- **WRITTEN PROBLEM**
Copy only what runs from the line containing "Output the underlying" to the last line, both included, keeping it exact and omitting pictures.

-- Begin THE RECORDS --

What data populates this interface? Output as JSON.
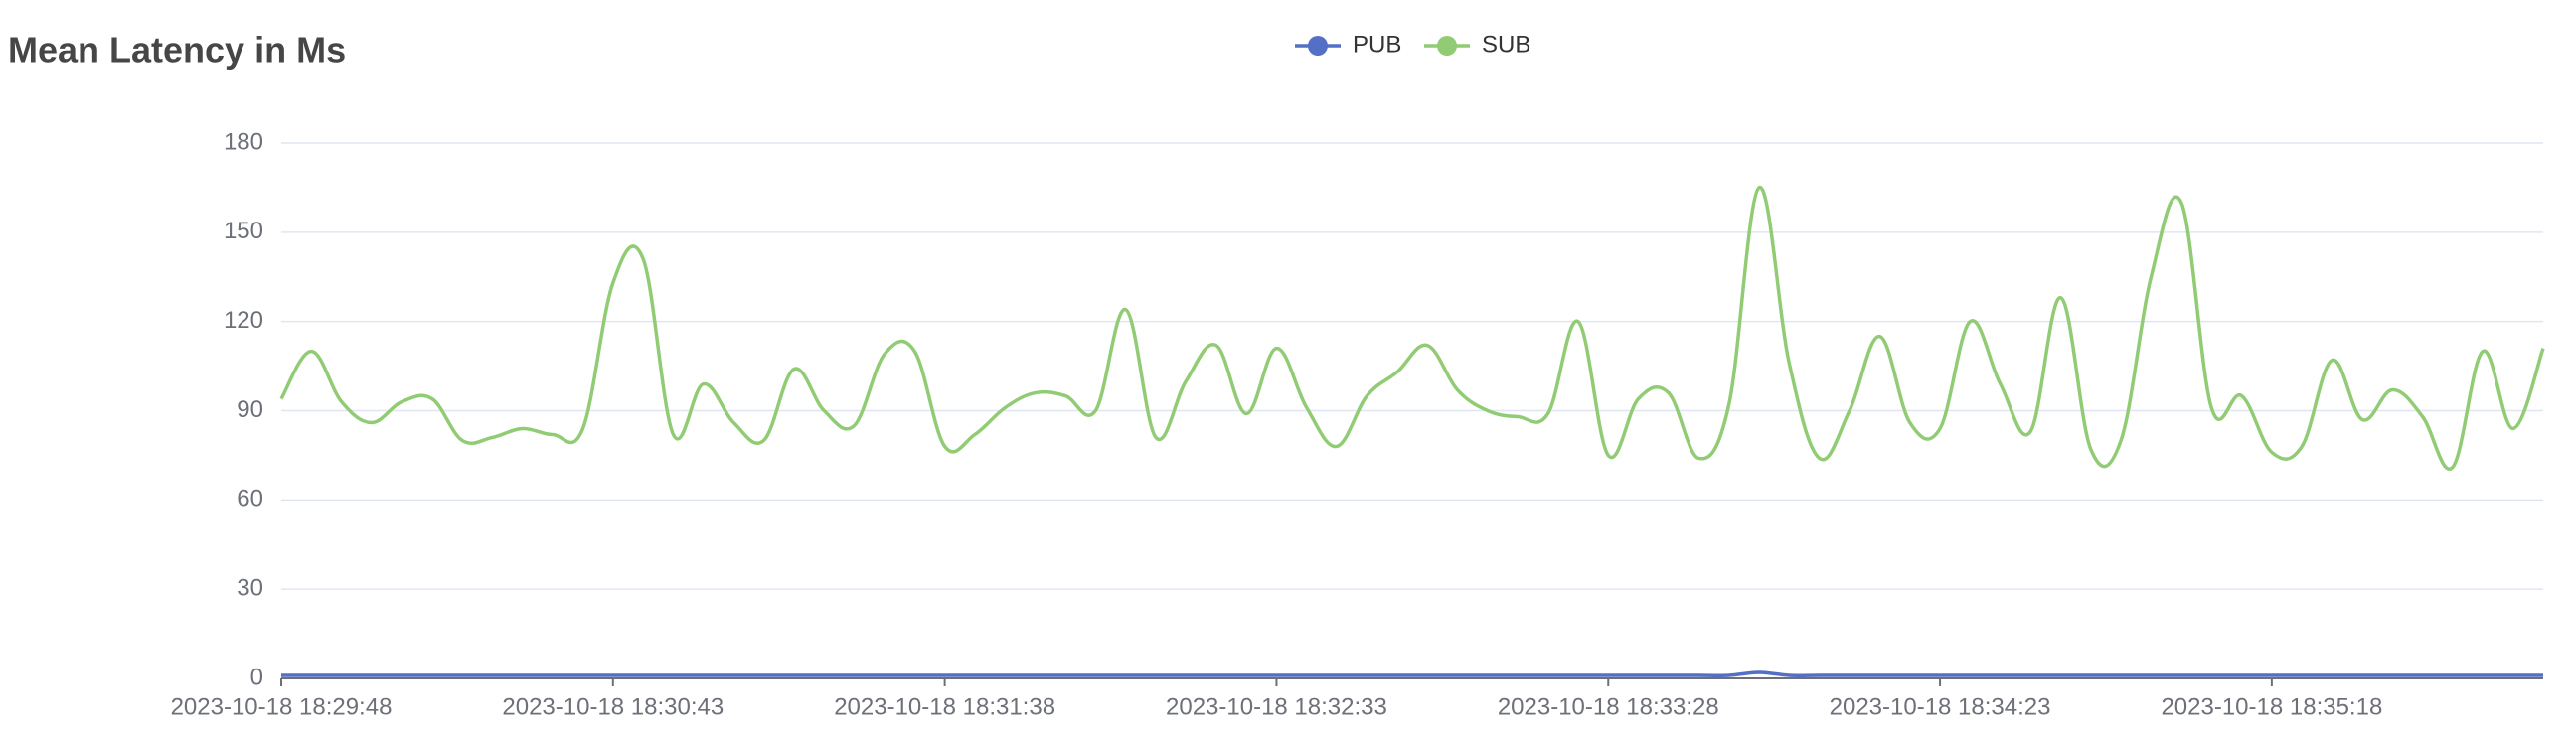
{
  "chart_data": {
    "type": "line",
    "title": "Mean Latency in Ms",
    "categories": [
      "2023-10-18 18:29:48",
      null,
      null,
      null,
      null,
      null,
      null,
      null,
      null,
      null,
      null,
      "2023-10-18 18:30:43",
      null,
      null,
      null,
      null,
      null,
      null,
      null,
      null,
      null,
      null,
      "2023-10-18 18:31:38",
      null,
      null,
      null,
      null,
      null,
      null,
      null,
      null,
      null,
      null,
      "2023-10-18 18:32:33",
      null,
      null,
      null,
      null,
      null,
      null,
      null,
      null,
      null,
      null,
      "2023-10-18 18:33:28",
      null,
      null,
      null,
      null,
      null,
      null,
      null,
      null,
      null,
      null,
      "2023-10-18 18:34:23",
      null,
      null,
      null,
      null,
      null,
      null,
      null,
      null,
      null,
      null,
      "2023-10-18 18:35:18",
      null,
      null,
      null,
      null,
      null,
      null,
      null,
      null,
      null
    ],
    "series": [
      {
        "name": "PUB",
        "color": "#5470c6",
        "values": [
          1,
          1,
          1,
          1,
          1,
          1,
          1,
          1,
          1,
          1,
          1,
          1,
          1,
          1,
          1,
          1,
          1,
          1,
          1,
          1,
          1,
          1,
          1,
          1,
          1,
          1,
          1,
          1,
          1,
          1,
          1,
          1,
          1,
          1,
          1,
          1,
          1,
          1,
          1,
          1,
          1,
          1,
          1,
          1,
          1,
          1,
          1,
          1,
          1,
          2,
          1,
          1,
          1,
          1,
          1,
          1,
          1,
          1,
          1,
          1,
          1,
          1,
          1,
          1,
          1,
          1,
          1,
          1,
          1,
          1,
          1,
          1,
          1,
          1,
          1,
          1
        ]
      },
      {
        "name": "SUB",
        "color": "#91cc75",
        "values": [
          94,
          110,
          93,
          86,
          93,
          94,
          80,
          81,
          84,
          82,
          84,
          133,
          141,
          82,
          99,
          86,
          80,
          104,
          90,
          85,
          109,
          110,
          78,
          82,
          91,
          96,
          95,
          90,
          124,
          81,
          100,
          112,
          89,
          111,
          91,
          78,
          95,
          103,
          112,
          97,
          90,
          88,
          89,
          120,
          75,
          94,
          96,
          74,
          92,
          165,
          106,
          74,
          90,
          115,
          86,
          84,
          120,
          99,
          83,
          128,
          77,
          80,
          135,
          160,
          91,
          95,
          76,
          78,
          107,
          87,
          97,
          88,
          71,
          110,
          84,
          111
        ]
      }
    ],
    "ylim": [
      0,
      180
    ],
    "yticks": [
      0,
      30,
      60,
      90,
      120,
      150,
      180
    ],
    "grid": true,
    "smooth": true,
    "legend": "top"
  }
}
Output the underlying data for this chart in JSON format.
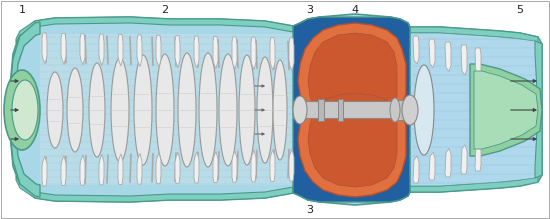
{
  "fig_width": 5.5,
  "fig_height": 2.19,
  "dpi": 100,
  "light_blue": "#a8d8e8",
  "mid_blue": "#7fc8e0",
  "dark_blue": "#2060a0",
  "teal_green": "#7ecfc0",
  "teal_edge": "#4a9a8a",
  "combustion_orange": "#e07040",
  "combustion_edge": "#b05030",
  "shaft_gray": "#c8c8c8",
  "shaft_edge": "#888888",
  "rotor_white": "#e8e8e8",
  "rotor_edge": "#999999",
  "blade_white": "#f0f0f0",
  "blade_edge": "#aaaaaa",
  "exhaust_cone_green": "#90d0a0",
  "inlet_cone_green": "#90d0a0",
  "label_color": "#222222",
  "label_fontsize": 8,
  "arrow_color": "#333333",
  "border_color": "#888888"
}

-- End THE RECORDS --

- **THE SOLUTION**
Output the underlying data for this chart in JSON format.
{
  "fig_width": 5.5,
  "fig_height": 2.19,
  "dpi": 100,
  "light_blue": "#a8d8e8",
  "mid_blue": "#7fc8e0",
  "dark_blue": "#2060a0",
  "teal_green": "#7ecfc0",
  "teal_edge": "#4a9a8a",
  "combustion_orange": "#e07040",
  "combustion_edge": "#b05030",
  "shaft_gray": "#c8c8c8",
  "shaft_edge": "#888888",
  "rotor_white": "#e8e8e8",
  "rotor_edge": "#999999",
  "blade_white": "#f0f0f0",
  "blade_edge": "#aaaaaa",
  "exhaust_cone_green": "#90d0a0",
  "inlet_cone_green": "#90d0a0",
  "label_color": "#222222",
  "label_fontsize": 8,
  "arrow_color": "#333333",
  "border_color": "#888888"
}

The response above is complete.